WHAT IS NEEDED:
Extract each line of the records below that contains the word "pruebasnacho".

(Dataset records)

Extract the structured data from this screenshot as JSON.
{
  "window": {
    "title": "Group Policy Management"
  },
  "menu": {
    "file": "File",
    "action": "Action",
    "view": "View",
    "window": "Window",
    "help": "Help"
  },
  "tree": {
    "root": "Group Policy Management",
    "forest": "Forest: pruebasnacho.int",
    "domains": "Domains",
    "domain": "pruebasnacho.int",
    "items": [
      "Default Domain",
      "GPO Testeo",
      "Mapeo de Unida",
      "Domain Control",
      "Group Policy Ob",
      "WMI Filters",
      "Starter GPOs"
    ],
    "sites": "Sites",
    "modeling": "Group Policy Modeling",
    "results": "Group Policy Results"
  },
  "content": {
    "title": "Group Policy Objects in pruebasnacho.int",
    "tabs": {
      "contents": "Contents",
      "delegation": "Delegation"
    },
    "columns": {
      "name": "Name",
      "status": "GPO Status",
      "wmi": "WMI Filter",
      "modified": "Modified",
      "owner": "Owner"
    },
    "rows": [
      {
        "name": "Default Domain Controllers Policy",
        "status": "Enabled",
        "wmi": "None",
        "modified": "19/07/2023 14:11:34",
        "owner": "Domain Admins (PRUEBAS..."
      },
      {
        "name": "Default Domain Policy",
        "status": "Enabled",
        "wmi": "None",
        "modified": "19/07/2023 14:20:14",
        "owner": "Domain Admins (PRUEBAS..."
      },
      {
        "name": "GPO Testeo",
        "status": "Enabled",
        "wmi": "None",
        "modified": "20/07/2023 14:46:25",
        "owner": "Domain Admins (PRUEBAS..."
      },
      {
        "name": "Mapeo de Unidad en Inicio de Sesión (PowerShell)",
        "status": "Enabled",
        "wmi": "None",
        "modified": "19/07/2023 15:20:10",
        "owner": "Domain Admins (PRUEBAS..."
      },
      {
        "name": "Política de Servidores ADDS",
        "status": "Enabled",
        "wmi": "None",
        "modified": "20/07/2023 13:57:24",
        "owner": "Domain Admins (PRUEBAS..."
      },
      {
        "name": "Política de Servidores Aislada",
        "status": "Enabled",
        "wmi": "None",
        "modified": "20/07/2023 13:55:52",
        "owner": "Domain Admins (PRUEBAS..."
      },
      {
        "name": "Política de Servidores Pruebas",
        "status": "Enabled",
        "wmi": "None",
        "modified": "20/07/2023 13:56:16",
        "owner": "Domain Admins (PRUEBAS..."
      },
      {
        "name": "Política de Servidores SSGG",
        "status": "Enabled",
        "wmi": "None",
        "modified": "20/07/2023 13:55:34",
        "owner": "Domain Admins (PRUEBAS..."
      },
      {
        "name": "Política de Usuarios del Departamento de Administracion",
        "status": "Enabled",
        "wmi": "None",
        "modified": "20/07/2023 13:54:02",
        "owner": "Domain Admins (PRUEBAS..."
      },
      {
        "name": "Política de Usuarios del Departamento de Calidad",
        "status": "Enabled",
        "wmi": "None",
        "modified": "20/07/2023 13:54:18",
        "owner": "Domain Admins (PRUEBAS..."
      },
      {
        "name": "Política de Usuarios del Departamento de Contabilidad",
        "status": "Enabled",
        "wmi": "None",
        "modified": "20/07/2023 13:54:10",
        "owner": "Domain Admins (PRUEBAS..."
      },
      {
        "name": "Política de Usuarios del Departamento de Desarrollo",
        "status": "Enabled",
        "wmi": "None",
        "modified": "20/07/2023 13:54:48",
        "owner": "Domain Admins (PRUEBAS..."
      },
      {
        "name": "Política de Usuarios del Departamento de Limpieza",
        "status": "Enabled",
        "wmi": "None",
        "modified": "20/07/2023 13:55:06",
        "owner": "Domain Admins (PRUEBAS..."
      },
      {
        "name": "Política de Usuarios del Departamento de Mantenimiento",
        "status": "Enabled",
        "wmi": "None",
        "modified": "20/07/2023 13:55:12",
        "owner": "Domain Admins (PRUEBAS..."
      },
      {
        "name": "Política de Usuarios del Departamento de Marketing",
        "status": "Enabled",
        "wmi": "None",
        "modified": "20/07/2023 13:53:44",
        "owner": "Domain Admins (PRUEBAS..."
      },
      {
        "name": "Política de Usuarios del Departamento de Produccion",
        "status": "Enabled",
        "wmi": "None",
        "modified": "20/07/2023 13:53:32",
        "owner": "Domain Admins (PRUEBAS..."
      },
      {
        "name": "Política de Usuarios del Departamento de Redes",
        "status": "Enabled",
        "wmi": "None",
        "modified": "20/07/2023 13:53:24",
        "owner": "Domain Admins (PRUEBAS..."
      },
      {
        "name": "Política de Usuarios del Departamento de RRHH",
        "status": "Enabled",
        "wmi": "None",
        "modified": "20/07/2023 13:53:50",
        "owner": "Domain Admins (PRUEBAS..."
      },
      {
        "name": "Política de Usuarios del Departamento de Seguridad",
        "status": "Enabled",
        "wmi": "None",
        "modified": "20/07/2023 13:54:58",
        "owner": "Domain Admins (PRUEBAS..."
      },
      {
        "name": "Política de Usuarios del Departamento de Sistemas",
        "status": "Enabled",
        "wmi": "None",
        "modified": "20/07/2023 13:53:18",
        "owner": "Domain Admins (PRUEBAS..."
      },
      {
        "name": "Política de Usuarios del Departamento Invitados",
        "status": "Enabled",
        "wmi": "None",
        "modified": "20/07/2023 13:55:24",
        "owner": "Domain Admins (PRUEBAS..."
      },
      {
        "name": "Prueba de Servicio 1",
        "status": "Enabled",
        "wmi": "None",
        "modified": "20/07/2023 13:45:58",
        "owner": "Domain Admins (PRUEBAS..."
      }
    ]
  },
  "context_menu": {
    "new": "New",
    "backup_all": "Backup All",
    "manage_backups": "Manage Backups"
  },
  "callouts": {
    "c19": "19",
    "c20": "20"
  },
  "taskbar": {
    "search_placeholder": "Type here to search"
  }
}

SOLUTION FOR THIS TASK:
    "forest": "Forest: pruebasnacho.int",
    "domain": "pruebasnacho.int",
    "title": "Group Policy Objects in pruebasnacho.int",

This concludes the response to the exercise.